* _EXERCISE_
Work out the number of lines containing "Gentoo". Give that number alone.

+ + +

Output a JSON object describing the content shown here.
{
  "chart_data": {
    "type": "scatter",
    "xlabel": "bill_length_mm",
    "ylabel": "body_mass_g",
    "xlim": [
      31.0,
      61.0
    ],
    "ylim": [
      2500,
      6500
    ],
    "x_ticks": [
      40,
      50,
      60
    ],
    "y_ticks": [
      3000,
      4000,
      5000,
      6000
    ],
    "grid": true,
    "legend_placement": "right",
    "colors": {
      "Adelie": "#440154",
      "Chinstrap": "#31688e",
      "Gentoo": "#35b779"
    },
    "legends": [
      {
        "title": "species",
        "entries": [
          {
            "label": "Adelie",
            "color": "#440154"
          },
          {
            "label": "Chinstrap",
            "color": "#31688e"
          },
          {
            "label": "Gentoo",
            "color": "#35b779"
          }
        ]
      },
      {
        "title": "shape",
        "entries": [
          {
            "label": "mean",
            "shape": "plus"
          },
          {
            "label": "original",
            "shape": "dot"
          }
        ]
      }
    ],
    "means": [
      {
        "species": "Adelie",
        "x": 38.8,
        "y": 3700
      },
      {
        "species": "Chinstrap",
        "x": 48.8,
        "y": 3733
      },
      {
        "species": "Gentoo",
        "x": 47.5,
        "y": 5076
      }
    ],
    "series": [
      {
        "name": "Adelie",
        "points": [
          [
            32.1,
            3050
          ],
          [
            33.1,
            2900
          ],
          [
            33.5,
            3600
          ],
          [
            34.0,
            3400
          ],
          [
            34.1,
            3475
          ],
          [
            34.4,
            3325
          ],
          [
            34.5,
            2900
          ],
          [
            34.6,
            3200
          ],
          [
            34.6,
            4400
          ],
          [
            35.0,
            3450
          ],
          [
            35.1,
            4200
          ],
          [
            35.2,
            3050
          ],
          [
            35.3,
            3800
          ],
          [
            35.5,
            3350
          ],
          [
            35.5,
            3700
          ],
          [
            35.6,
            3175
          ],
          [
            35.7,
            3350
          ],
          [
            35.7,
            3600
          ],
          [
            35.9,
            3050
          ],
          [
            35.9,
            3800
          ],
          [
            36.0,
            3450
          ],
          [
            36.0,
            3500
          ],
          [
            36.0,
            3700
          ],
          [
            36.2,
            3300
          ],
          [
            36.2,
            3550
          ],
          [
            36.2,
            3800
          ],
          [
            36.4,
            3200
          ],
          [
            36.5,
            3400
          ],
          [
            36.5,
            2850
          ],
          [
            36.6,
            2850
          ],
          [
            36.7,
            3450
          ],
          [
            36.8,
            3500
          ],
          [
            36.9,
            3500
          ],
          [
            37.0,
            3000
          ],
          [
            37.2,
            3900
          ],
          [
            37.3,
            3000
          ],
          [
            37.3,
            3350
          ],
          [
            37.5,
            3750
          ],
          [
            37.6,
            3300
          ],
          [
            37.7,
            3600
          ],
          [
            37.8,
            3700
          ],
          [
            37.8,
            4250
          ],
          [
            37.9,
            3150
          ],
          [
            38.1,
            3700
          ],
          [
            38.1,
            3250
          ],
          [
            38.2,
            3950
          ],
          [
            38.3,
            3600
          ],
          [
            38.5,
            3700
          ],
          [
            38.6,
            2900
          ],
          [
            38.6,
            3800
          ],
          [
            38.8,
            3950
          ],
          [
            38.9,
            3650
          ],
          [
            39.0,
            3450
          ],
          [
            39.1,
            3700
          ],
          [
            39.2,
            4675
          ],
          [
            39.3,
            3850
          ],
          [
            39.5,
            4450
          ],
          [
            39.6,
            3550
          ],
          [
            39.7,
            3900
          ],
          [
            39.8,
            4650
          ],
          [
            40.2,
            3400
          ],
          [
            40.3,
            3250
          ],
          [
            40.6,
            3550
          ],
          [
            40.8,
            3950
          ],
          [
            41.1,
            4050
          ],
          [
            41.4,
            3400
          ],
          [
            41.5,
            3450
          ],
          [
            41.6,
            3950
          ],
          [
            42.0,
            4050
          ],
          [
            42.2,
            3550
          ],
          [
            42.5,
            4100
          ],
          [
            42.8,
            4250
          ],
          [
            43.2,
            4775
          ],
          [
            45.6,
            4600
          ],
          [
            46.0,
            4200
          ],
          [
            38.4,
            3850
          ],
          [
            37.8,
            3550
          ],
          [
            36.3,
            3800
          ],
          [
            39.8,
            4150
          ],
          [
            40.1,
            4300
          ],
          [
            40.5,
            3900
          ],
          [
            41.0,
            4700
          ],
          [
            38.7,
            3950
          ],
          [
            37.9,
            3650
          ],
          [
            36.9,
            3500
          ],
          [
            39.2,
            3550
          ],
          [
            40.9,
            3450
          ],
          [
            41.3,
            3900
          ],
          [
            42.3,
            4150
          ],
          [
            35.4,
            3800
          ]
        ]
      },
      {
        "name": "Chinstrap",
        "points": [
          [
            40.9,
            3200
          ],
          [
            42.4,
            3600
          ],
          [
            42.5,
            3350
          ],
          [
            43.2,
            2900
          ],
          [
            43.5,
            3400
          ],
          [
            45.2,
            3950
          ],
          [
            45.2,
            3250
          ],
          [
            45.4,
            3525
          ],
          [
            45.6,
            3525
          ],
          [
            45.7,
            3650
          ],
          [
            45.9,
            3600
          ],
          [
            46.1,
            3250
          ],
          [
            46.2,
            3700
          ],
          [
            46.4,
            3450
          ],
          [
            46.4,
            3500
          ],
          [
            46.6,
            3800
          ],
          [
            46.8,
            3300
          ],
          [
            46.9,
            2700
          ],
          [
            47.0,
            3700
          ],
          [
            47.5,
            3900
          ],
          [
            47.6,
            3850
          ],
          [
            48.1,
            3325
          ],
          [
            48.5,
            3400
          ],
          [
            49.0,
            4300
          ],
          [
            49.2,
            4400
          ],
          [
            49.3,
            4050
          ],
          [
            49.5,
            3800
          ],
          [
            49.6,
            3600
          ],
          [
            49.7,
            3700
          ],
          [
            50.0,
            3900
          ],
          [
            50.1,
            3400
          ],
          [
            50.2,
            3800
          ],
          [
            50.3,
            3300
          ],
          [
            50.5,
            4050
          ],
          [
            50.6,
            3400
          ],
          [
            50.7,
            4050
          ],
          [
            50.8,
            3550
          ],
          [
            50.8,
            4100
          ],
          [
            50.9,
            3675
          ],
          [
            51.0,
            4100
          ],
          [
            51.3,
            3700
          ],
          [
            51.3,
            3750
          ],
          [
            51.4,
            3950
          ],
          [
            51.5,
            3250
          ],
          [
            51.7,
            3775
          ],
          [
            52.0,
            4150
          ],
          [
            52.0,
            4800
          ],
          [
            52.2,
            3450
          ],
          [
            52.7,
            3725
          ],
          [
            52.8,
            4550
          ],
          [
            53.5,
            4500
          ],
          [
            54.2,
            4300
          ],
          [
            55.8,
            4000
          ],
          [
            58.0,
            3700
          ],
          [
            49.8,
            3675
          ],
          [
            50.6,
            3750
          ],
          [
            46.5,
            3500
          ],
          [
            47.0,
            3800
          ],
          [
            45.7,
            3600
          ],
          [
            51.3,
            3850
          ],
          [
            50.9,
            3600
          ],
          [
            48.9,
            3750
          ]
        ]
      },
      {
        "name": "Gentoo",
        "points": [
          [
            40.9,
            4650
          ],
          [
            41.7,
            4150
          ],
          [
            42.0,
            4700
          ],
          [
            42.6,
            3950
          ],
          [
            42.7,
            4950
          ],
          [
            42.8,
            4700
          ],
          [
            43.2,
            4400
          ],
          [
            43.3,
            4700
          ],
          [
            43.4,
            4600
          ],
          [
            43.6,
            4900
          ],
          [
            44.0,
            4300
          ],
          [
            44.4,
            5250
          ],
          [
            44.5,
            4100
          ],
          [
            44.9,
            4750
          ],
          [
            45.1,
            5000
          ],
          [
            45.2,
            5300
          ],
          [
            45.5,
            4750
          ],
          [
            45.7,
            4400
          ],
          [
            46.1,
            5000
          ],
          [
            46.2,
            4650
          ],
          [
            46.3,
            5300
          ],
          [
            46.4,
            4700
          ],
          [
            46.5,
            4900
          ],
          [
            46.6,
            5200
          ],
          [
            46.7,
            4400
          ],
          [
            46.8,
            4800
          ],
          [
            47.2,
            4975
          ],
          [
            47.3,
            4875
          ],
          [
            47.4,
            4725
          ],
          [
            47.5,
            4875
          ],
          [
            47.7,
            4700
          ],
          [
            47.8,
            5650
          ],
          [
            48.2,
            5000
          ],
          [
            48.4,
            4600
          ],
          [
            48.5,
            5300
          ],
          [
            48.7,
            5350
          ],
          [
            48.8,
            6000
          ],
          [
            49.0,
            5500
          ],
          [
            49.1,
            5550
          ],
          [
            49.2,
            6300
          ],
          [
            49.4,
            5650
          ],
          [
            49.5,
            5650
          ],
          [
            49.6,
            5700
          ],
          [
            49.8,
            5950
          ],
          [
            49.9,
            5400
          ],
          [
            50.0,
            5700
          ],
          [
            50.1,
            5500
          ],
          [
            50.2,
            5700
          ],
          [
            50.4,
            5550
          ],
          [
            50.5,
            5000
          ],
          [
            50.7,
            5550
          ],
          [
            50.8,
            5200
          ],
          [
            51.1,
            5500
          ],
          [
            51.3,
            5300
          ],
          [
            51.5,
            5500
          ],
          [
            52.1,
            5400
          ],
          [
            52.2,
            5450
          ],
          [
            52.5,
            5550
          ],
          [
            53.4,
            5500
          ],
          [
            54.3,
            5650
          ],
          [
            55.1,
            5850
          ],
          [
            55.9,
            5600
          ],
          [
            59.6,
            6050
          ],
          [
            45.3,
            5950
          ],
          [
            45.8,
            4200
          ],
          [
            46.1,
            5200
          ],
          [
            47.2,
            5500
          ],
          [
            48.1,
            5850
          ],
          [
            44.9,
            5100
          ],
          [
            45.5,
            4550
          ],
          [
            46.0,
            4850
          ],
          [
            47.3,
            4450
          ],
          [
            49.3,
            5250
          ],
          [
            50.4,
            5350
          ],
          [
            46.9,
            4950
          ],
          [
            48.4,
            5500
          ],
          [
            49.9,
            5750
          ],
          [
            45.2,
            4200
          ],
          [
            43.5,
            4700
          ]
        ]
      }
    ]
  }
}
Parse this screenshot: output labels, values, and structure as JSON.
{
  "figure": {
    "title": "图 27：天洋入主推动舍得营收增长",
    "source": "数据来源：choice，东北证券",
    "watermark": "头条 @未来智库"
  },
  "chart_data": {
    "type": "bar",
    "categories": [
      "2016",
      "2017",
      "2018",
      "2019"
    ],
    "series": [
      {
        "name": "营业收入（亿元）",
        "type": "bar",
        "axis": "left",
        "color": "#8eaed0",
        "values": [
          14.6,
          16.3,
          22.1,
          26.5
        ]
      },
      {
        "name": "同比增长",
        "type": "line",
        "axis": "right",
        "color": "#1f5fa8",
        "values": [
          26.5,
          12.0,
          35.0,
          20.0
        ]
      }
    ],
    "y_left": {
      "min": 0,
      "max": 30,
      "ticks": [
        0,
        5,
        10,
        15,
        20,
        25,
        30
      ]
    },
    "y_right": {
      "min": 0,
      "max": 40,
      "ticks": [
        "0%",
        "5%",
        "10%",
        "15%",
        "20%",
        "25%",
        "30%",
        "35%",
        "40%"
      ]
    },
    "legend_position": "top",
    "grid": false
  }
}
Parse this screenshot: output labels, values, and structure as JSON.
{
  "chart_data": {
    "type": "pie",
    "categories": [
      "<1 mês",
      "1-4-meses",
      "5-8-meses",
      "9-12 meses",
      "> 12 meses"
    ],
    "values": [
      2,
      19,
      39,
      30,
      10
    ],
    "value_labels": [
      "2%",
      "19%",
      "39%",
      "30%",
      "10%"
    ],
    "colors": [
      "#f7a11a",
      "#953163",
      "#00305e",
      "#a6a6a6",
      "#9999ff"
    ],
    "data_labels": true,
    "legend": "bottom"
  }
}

+ + +

* _EXERCISE SOLUTION_
4